Data for the task:
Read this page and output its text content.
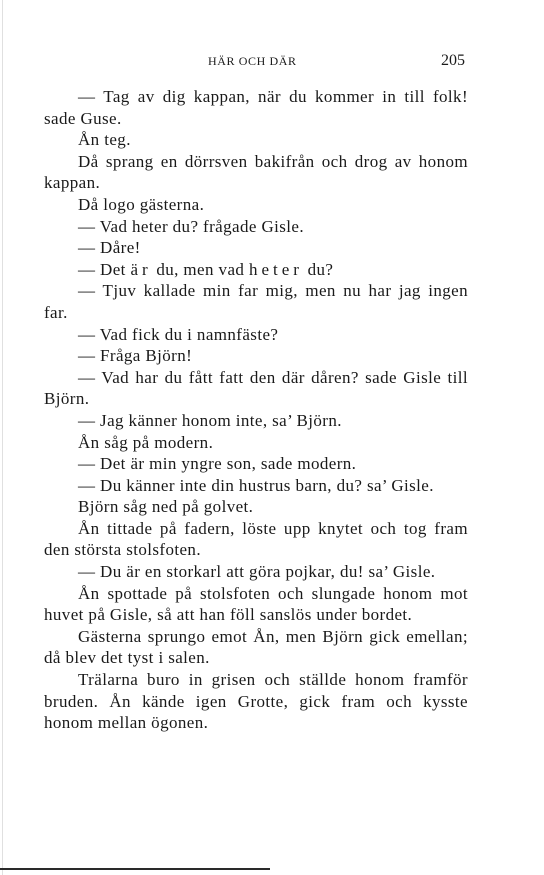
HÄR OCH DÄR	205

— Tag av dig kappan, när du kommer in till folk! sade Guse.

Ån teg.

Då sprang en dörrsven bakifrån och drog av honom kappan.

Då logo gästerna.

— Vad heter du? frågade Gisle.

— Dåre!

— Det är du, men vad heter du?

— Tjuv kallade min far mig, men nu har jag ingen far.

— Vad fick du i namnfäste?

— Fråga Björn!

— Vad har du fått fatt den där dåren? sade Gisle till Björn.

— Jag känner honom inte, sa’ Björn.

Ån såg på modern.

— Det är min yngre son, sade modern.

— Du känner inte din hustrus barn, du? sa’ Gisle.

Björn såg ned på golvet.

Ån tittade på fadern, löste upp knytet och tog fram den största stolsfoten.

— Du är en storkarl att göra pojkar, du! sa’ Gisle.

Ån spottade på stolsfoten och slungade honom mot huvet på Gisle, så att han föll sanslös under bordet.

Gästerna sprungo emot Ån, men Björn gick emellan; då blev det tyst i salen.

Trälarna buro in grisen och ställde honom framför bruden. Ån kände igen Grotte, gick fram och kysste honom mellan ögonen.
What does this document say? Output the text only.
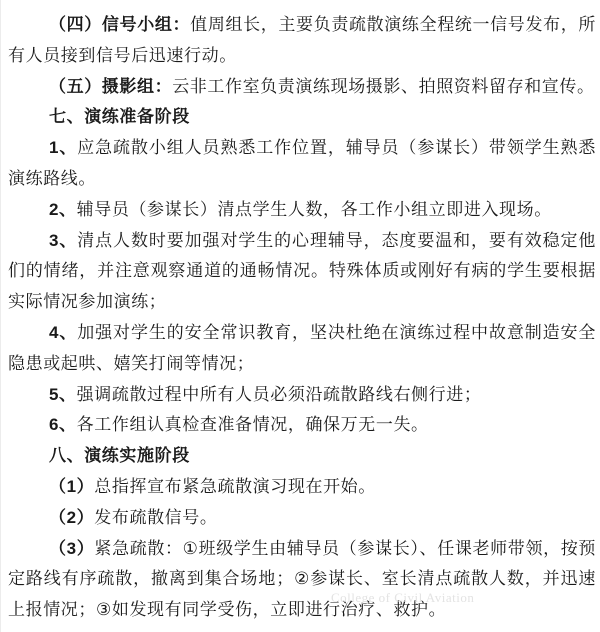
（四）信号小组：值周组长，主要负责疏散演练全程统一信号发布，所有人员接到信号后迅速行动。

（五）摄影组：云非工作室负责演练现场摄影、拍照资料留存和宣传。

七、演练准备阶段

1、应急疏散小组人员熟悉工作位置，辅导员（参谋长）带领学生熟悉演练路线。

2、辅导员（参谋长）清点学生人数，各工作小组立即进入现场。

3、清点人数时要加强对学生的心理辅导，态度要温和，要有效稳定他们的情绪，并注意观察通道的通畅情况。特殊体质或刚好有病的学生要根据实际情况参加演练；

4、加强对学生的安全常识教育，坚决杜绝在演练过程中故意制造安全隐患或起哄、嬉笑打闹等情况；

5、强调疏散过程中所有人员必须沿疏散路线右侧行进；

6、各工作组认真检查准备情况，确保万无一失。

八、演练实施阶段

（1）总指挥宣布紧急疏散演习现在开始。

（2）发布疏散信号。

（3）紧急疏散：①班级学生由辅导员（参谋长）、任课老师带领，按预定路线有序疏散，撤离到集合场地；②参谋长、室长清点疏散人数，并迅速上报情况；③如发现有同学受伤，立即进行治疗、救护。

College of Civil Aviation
* * *
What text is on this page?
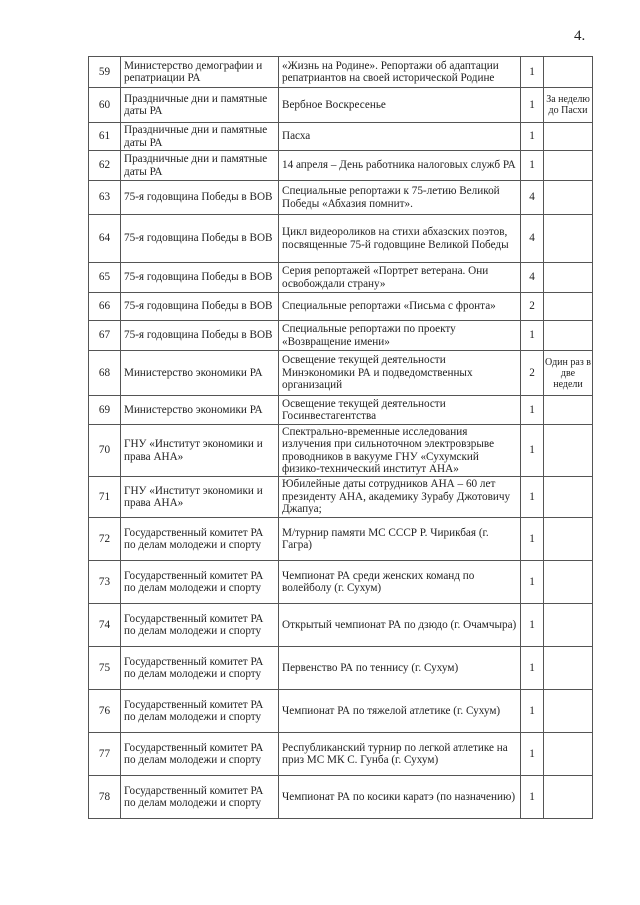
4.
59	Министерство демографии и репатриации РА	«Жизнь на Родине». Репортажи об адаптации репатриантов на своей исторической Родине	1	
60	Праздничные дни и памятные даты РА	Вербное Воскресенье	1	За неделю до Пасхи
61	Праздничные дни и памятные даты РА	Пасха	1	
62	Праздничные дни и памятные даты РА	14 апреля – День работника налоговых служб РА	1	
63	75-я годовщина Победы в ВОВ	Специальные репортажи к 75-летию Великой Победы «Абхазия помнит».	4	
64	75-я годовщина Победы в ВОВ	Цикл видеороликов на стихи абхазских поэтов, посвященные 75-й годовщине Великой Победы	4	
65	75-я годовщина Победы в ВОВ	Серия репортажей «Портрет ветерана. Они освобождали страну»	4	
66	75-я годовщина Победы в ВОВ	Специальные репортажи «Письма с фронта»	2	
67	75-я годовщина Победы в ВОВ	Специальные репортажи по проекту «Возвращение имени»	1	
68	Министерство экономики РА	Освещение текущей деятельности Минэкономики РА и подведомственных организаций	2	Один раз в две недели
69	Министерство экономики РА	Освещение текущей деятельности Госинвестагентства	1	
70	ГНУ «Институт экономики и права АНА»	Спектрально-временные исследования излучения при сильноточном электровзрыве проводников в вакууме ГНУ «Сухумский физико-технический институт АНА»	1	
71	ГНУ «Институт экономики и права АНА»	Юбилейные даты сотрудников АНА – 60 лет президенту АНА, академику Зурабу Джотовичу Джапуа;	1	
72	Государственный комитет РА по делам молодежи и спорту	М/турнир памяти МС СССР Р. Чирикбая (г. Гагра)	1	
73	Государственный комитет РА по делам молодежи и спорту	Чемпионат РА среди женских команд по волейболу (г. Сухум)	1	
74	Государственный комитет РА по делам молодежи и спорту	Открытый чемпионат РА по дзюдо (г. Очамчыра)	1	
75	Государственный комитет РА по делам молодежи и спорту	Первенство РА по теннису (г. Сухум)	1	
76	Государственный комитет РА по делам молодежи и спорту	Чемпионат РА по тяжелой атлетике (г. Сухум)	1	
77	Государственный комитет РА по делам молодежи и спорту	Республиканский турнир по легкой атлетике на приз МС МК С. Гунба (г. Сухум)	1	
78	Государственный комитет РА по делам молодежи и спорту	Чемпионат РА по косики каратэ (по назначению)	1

Set exercise:
Scan the lines above for "Björn", then copy every one that has it.

Task response:
— Fråga Björn!
— Vad har du fått fatt den där dåren? sade Gisle till Björn.
— Jag känner honom inte, sa’ Björn.
Björn såg ned på golvet.
Gästerna sprungo emot Ån, men Björn gick emellan; då blev det tyst i salen.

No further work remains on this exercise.